With the images removed, repeat the data below exactly.

##### Data shown

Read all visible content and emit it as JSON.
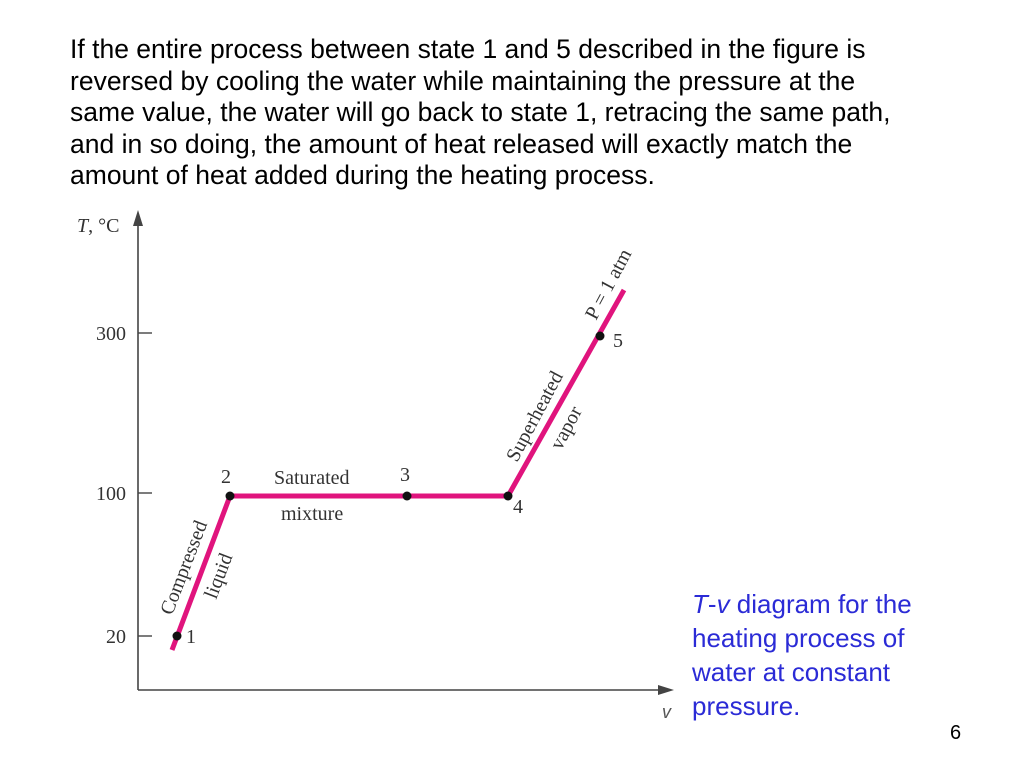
{
  "slide": {
    "paragraph_lines": [
      "If the entire process between state 1 and 5 described in the figure is",
      "reversed by cooling the water while maintaining the pressure at the",
      "same value, the water will go back to state 1, retracing the same path,",
      "and in so doing, the amount of heat released will exactly match the",
      "amount of heat added during the heating process."
    ],
    "caption": {
      "italic_prefix_t": "T",
      "dash": "-",
      "italic_prefix_v": "v",
      "line1_rest": " diagram for the",
      "line2": "heating process of",
      "line3": "water at constant",
      "line4": "pressure."
    },
    "page_number": "6"
  },
  "diagram": {
    "y_axis_label_t": "T",
    "y_axis_label_unit": ", °C",
    "x_axis_label": "v",
    "y_ticks": [
      "300",
      "100",
      "20"
    ],
    "states": [
      "1",
      "2",
      "3",
      "4",
      "5"
    ],
    "region_labels": {
      "compressed": "Compressed",
      "liquid": "liquid",
      "saturated": "Saturated",
      "mixture": "mixture",
      "superheated": "Superheated",
      "vapor": "vapor",
      "pressure": "P = 1 atm"
    },
    "line_color": "#e0147d"
  }
}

##########

Solution for this task:
Read all visible content and emit it as JSON.
{
  "slide": {
    "paragraph_lines": [
      "If the entire process between state 1 and 5 described in the figure is",
      "reversed by cooling the water while maintaining the pressure at the",
      "same value, the water will go back to state 1, retracing the same path,",
      "and in so doing, the amount of heat released will exactly match the",
      "amount of heat added during the heating process."
    ],
    "caption": {
      "italic_prefix_t": "T",
      "dash": "-",
      "italic_prefix_v": "v",
      "line1_rest": " diagram for the",
      "line2": "heating process of",
      "line3": "water at constant",
      "line4": "pressure."
    },
    "page_number": "6"
  },
  "diagram": {
    "y_axis_label_t": "T",
    "y_axis_label_unit": ", °C",
    "x_axis_label": "v",
    "y_ticks": [
      "300",
      "100",
      "20"
    ],
    "states": [
      "1",
      "2",
      "3",
      "4",
      "5"
    ],
    "region_labels": {
      "compressed": "Compressed",
      "liquid": "liquid",
      "saturated": "Saturated",
      "mixture": "mixture",
      "superheated": "Superheated",
      "vapor": "vapor",
      "pressure": "P = 1 atm"
    },
    "line_color": "#e0147d"
  }
}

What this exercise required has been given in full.